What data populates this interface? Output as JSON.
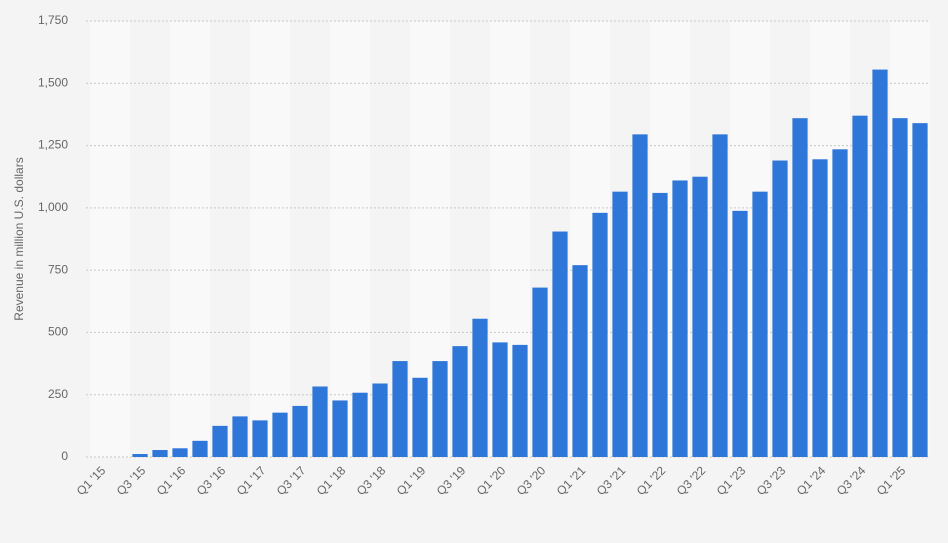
{
  "chart_data": {
    "type": "bar",
    "y_label": "Revenue in million U.S. dollars",
    "categories": [
      "Q1 '15",
      null,
      "Q3 '15",
      null,
      "Q1 '16",
      null,
      "Q3 '16",
      null,
      "Q1 '17",
      null,
      "Q3 '17",
      null,
      "Q1 '18",
      null,
      "Q3 '18",
      null,
      "Q1 '19",
      null,
      "Q3 '19",
      null,
      "Q1 '20",
      null,
      "Q3 '20",
      null,
      "Q1 '21",
      null,
      "Q3 '21",
      null,
      "Q1 '22",
      null,
      "Q3 '22",
      null,
      "Q1 '23",
      null,
      "Q3 '23",
      null,
      "Q1 '24",
      null,
      "Q3 '24",
      null,
      "Q1 '25",
      null
    ],
    "values": [
      0,
      0,
      12,
      28,
      35,
      65,
      125,
      163,
      147,
      178,
      205,
      283,
      227,
      258,
      295,
      385,
      318,
      385,
      445,
      555,
      460,
      450,
      680,
      905,
      770,
      980,
      1065,
      1295,
      1060,
      1110,
      1125,
      1295,
      988,
      1065,
      1190,
      1360,
      1195,
      1235,
      1370,
      1555,
      1360,
      1340
    ],
    "color": "#2f76d9",
    "ylim": [
      0,
      1750
    ],
    "yticks": [
      0,
      250,
      500,
      750,
      {
        "value": 1000,
        "label": "1,000"
      },
      {
        "value": 1250,
        "label": "1,250"
      },
      {
        "value": 1500,
        "label": "1,500"
      },
      {
        "value": 1750,
        "label": "1,750"
      }
    ],
    "grid": true
  }
}
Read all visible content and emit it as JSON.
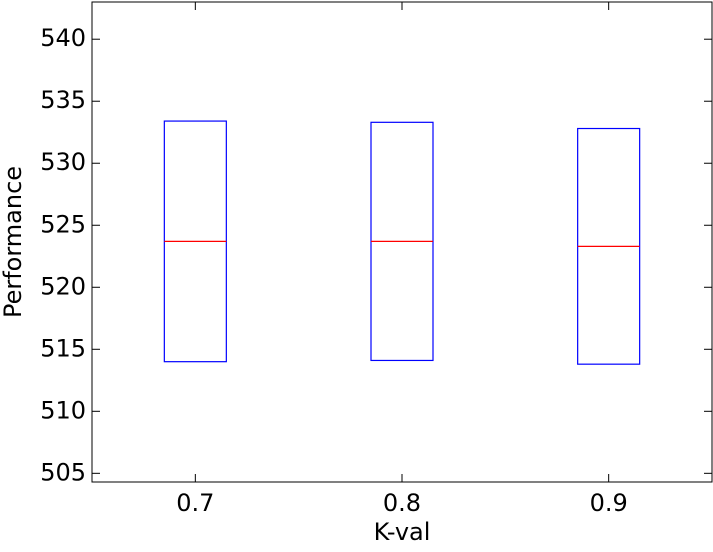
{
  "chart_data": {
    "type": "box",
    "x_label": "K-val",
    "y_label": "Performance",
    "categories": [
      "0.7",
      "0.8",
      "0.9"
    ],
    "q1": [
      514.0,
      514.1,
      513.8
    ],
    "median": [
      523.7,
      523.7,
      523.3
    ],
    "q3": [
      533.4,
      533.3,
      532.8
    ],
    "box_color": "#0000ff",
    "median_color": "#ff0000",
    "ylim": [
      504.3,
      543
    ],
    "yticks": [
      505,
      510,
      515,
      520,
      525,
      530,
      535,
      540
    ],
    "grid": false
  }
}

☆ ☆ ☆

Leave the pictures out and print the records above exactly as they stand.

What data populates this interface? Output as JSON.
{
  "chart_data": {
    "type": "bar",
    "y_label": "Revenue in million U.S. dollars",
    "categories": [
      "Q1 '15",
      null,
      "Q3 '15",
      null,
      "Q1 '16",
      null,
      "Q3 '16",
      null,
      "Q1 '17",
      null,
      "Q3 '17",
      null,
      "Q1 '18",
      null,
      "Q3 '18",
      null,
      "Q1 '19",
      null,
      "Q3 '19",
      null,
      "Q1 '20",
      null,
      "Q3 '20",
      null,
      "Q1 '21",
      null,
      "Q3 '21",
      null,
      "Q1 '22",
      null,
      "Q3 '22",
      null,
      "Q1 '23",
      null,
      "Q3 '23",
      null,
      "Q1 '24",
      null,
      "Q3 '24",
      null,
      "Q1 '25",
      null
    ],
    "values": [
      0,
      0,
      12,
      28,
      35,
      65,
      125,
      163,
      147,
      178,
      205,
      283,
      227,
      258,
      295,
      385,
      318,
      385,
      445,
      555,
      460,
      450,
      680,
      905,
      770,
      980,
      1065,
      1295,
      1060,
      1110,
      1125,
      1295,
      988,
      1065,
      1190,
      1360,
      1195,
      1235,
      1370,
      1555,
      1360,
      1340
    ],
    "color": "#2f76d9",
    "ylim": [
      0,
      1750
    ],
    "yticks": [
      0,
      250,
      500,
      750,
      {
        "value": 1000,
        "label": "1,000"
      },
      {
        "value": 1250,
        "label": "1,250"
      },
      {
        "value": 1500,
        "label": "1,500"
      },
      {
        "value": 1750,
        "label": "1,750"
      }
    ],
    "grid": true
  }
}
Read all visible content and emit it as JSON.
{
  "chart_data": {
    "type": "box",
    "x_label": "K-val",
    "y_label": "Performance",
    "categories": [
      "0.7",
      "0.8",
      "0.9"
    ],
    "q1": [
      514.0,
      514.1,
      513.8
    ],
    "median": [
      523.7,
      523.7,
      523.3
    ],
    "q3": [
      533.4,
      533.3,
      532.8
    ],
    "box_color": "#0000ff",
    "median_color": "#ff0000",
    "ylim": [
      504.3,
      543
    ],
    "yticks": [
      505,
      510,
      515,
      520,
      525,
      530,
      535,
      540
    ],
    "grid": false
  }
}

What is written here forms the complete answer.